Data entries:
---

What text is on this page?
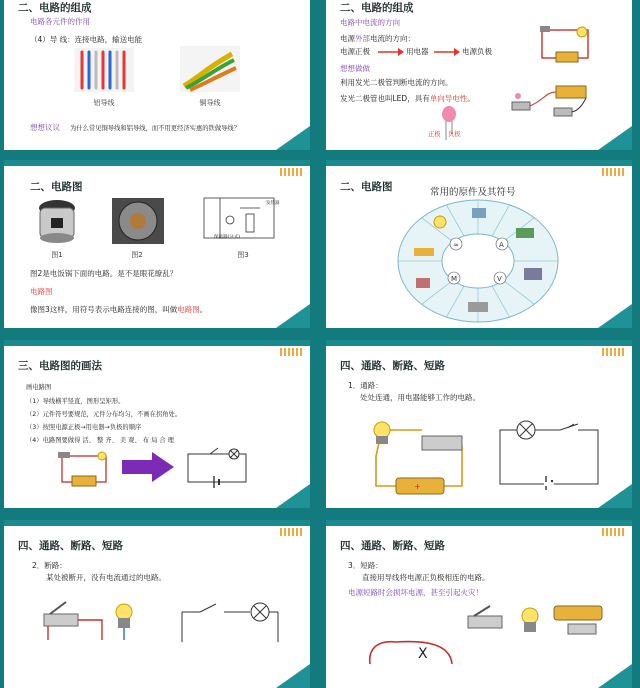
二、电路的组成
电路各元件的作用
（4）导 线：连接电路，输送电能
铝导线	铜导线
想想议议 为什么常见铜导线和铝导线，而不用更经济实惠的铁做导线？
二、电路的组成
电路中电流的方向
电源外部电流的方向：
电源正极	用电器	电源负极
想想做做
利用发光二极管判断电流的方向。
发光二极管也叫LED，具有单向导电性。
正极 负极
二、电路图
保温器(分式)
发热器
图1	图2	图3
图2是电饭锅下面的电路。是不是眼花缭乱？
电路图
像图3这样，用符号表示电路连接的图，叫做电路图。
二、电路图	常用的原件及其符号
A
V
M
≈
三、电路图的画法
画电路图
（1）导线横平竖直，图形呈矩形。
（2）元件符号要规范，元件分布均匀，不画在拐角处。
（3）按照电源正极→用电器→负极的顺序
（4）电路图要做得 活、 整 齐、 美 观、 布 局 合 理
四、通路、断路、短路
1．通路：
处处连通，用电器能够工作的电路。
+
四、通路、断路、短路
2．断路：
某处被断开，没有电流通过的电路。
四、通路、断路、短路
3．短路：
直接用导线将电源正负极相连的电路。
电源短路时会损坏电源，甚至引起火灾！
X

---

Brief: Your task is to copy the entries in full and exactly, without any images.

Answer to this task:
What text is on this page?
二、电路的组成
电路各元件的作用
（4）导 线：连接电路，输送电能
铝导线	铜导线
想想议议 为什么常见铜导线和铝导线，而不用更经济实惠的铁做导线？
二、电路的组成
电路中电流的方向
电源外部电流的方向：
电源正极	用电器	电源负极
想想做做
利用发光二极管判断电流的方向。
发光二极管也叫LED，具有单向导电性。
正极 负极
二、电路图
保温器(分式)
发热器
图1	图2	图3
图2是电饭锅下面的电路。是不是眼花缭乱？
电路图
像图3这样，用符号表示电路连接的图，叫做电路图。
二、电路图	常用的原件及其符号
A
V
M
≈
三、电路图的画法
画电路图
（1）导线横平竖直，图形呈矩形。
（2）元件符号要规范，元件分布均匀，不画在拐角处。
（3）按照电源正极→用电器→负极的顺序
（4）电路图要做得 活、 整 齐、 美 观、 布 局 合 理
四、通路、断路、短路
1．通路：
处处连通，用电器能够工作的电路。
+
四、通路、断路、短路
2．断路：
某处被断开，没有电流通过的电路。
四、通路、断路、短路
3．短路：
直接用导线将电源正负极相连的电路。
电源短路时会损坏电源，甚至引起火灾！
X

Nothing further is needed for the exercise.